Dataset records

/---

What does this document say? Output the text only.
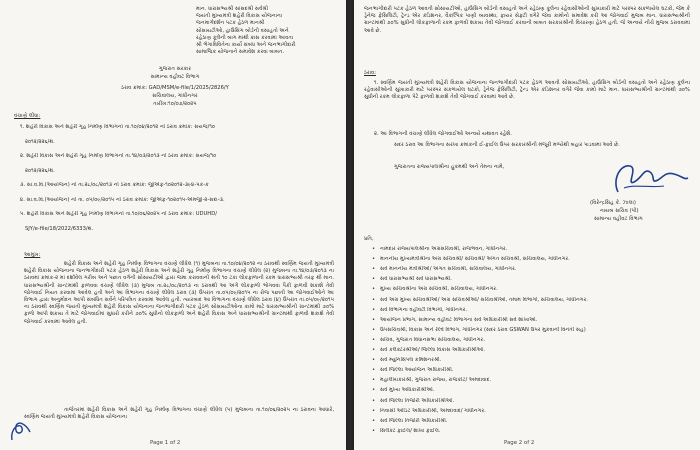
માન. ધારાસભ્યશ્રી સાંસદશ્રી સર્વશ્રી
જયંતી મુખ્યમંત્રી શહેરી વિકાસ યોજનાના
જનમાર્ગદર્શન પટક હેઠળ માનશ્રી
સોસાયટીઓ, હાઉસિંગ બોર્ડની વસાહતો અને
રહેઠાણ કૂલેની બાગ માંથી ક્રાસ કરવામાં આવતા
શ્રી ભેગાવિવિતેના કાર્યો સંબંધ અને જનભાગીદારી
સામાજિક યોજનાને સમાવેશ કરવા બાબત.
ગુજરાત સરકાર
સામાન્ય વહીવટ વિભાગ
ઠરાવ ક્રમાંક: GAD/MSM/e-file/1/2025/2826/Y
સચિવાલય, ગાંધીનગર
તારીખ:૧૦/૦૭/૨૦૨૫
વંચાણે લીધા:
૧. શહેરી વિકાસ અને શહેરી ગૃહ નિર્માણ વિભાગનો તા.૧૦/૦૪/૨૦૧૨ નો ઠરાવ ક્રમાંક: સયજ/૧૦
૨૦૧૨/૨૨૬/થ.
૨. શહેરી વિકાસ અને શહેરી ગૃહ નિર્માણ વિભાગનો તા.૧૪/૦૩/૨૦૧૩ નો ઠરાવ ક્રમાંક: સયજ/૧૦
૨૦૧૨/૨૨૬/થ.
૩. સા.વ.વિ.(આયોજન) નો તા.૨૮/૦૮/૨૦૧૩ નો ઠરાવ ક્રમાંક: જીએફ-૧૦૨૦૧૨-૩૯૪-પક-ક
૪. સા.વ.વિ.(આયોજન) નો તા. ૦૫/૦૯/૨૦૧૫ નો ઠરાવ ક્રમાંક: જીએફ-૧૦૨૦૧૫-એમજી-૨-સદા-૩.
૫. શહેરી વિકાસ અને શહેરી ગૃહ નિર્માણ વિભાગનો તા.૧૦/૦૬/૨૦૨૫ નો ઠરાવ ક્રમાંક: UDUHD/
SJY/e-file/18/2022/6333/થ.
આમુખ:
શહેરી વિકાસ અને શહેરી ગૃહ નિર્માણ વિભાગના વંચાણે લીધેલ (૧) મુજબના તા.૧૦/૦૪/૨૦૧૨ ના ઠરાવથી સ્વર્ણિમ જયંતી મુખ્યમંત્રી શહેરી વિકાસ યોજનાના જનભાગીદારી પટક હેઠળ શહેરી વિકાસ અને શહેરી ગૃહ નિર્માણ વિભાગના વંચાણે લીધેલ (૨) મુજબના તા.૧૪/૦૩/૨૦૧૩ ના ઠરાવમાં ક્રમાંક-૨ માં દર્શાવેલ ગરીબ અને પછાત વર્ગની સોસાયટીઓ દ્વારા જમા કરાવવાની થતી ૧૦ ટકા લોકફાળાની રકમ ધારાસભ્યશ્રી તરફ થી માન. ધારાસભ્યશ્રીની ગ્રાન્ટમાંથી ફાળવવા વંચાણે લીધેલ (૩) મુજબ તા.૨૮/૦૮/૨૦૧૩ ના ઠરાવથી આ અંગે લોકફાળો ભોગવવા પૈકી ફાળવી શકાશે તેવી જોગવાઈ નિયત કરવામાં આવેલ હતી અને આ વિભાગના વંચાણે લીધેલ ઠરાવ (૩) ઉપરાંત તા.૦૫/૦૯/૨૦૧૫ ના રોજ પછાતી આ જોગવાઈઓને આ વિભાગ દ્વારા અનુમોદન આપી સંબંધિત સર્વેને પરિપત્રિત કરવામાં આવેલ હતી. ત્યારબાદ આ વિભાગના વંચાણે લીધેલ ઠરાવ (૪) ઉપરાંત તા.૦૫/૦૯/૨૦૧૫ ના ઠરાવથી સ્વર્ણિમ જયંતી મુખ્યમંત્રી શહેરી વિકાસ યોજનાના જનભાગીદારી પટક હેઠળ સોસાયટીઓના કામો માટે ધારાસભ્યશ્રીની ગ્રાન્ટમાંથી ૭૦% ફાળો આપી શકાય તે માટે જોગવાઈમાં સુધારો કરીને ૭૦% સુધીનો લોકફાળો અને શહેરી વિકાસ અને ધારાસભ્યશ્રીની ગ્રાન્ટમાંથી ફાળવી શકાશે તેવી જોગવાઈ કરવામાં આવેલ હતી.
તાજેતરમાં શહેરી વિકાસ અને શહેરી ગૃહ નિર્માણ વિભાગના વંચાણે લીધેલ (૫) મુજબના તા.૧૦/૦૬/૨૦૨૫ ના ઠરાવના આધારે, સ્વર્ણિમ જયંતી મુખ્યમંત્રી શહેરી વિકાસ યોજનાના
Page 1 of 2
જનભાગીદારી પટક હેઠળ આવતી સોસાયટીઓ, હાઉસિંગ બોર્ડની વસાહતો અને રહેઠાણ કૂલેના રહેવાસીઓની સુખાકારી માટે પરસ્પર સંકળાયેલ ઘટકો, જેમ કે ડ્રેનેજ ફેસિલિટી, ટ્રેન્ડ એર કંડિશનર, વૈકલ્પિક પાણી વ્યવસ્થા, ફાયર સેફ્ટી વગેરે જેવા કામોનો સમાવેશ કરી આ જોગવાઈ મુજબ માન. ધારાસભ્યશ્રીની ગ્રાન્ટમાંથી ૭૦% સુધીની લોકફાળાની રકમ ફાળવી શકાય તેવી જોગવાઈ કરવાની બાબત સરકારશ્રીની વિચારણા હેઠળ હતી. જે અન્વયે નીચે મુજબ ઠરાવવામાં આવે છે.
ઠરાવ:
૧. સ્વર્ણિમ જયંતી મુખ્યમંત્રી શહેરી વિકાસ યોજનાના જનભાગીદારી પટક હેઠળ આવતી સોસાયટીઓ, હાઉસિંગ બોર્ડની વસાહતો અને રહેઠાણ કૂલેના રહેવાસીઓની સુખાકારી માટે પરસ્પર સંકળાયેલ ઘટકો, ડ્રેનેજ ફેસિલિટી, ટ્રેન્ડ એર કંડિશનર વગેરે જેવા કામો માટે માન. ધારાસભ્યશ્રીની ગ્રાન્ટમાંથી ૭૦% સુધીની રકમ લોકફાળા પેટે ફાળવી શકાશે તેવી જોગવાઈ કરવામાં આવે છે.
૨. આ વિભાગની વંચાણે લીધેલ જોગવાઈઓ અન્વયે યથાવત રહેશે.
સદર ઠરાવ આ વિભાગના સરખા ક્રમાંકની ઈ-ફાઈલ ઉપર સરકારશ્રીની મંજૂરી મળ્યેથી બહાર પાડવામાં આવે છે.
ગુજરાતના રાજ્યપાલશ્રીના હુકમથી અને તેમના નામે,
(વિરેન્દ્રસિંહ કે. ઝાલા)
નાયબ સચિવ (પી)
સામાન્ય વહીવટ વિભાગ
પ્રતિ,
નામદાર રાજ્યપાલશ્રીના અગ્રસચિવશ્રી, રાજભવન, ગાંધીનગર.
•
માનનીય મુખ્યમંત્રીશ્રીના અગ્ર સચિવશ્રી/ સચિવશ્રી/ અંગત સચિવશ્રી, સચિવાલય, ગાંધીનગર.
•
સર્વે માનનીય મંત્રીશ્રીઓ/ અંગત સચિવશ્રી, સચિવાલય, ગાંધીનગર.
•
સર્વે ધારાસભ્યશ્રી સર્વે ધારાસભ્યશ્રી.
•
મુખ્ય સચિવશ્રીના અગ્ર સચિવશ્રી, સચિવાલય, ગાંધીનગર.
•
સર્વે અગ્ર મુખ્ય સચિવશ્રીઓ/ અગ્ર સચિવશ્રીઓ/ સચિવશ્રીઓ, તમામ વિભાગો, સચિવાલય, ગાંધીનગર.
•
સર્વે વિભાગના વહીવટી વિભાગો, ગાંધીનગર.
•
આયોજન પ્રભાગ, સામાન્ય વહીવટ વિભાગના સર્વે અધિકારીશ્રી સર્વે શાખાઓ.
•
ઉપસચિવશ્રી, વિકાસ અને રેલ્વે વિભાગ, ગાંધીનગર (સદર ઠરાવ GSWAN ઉપર મુકવાની વિનંતી સહ)
•
સચિવ, ગુજરાત વિધાનસભા સચિવાલય, ગાંધીનગર.
•
સર્વે કલેક્ટરશ્રીઓ/ જિલ્લા વિકાસ અધિકારીશ્રીઓ.
•
સર્વે મ્યુનિસિપલ કમિશનરશ્રી.
•
સર્વે જિલ્લા આયોજન અધિકારીશ્રી.
•
મહાલેખાકારશ્રી, ગુજરાત રાજ્ય, રાજકોટ/ અમદાવાદ.
•
સર્વે મુખ્ય અધિકારીશ્રીઓ.
•
સર્વે જિલ્લા તિજોરી અધિકારીશ્રીઓ.
•
નિવાસી ઓડિટ અધિકારીશ્રી, અમદાવાદ/ ગાંધીનગર.
•
સર્વે જિલ્લા તિજોરી અધિકારીશ્રી.
•
સિલેક્ટ ફાઈલ/ શાખા ફાઈલ.
•
Page 2 of 2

\---

INSTRUCTION: Show, from the listing above, each line that contains the word "file".

WRITTEN SOLUTION:
ઠરાવ ક્રમાંક: GAD/MSM/e-file/1/2025/2826/Y
SJY/e-file/18/2022/6333/થ.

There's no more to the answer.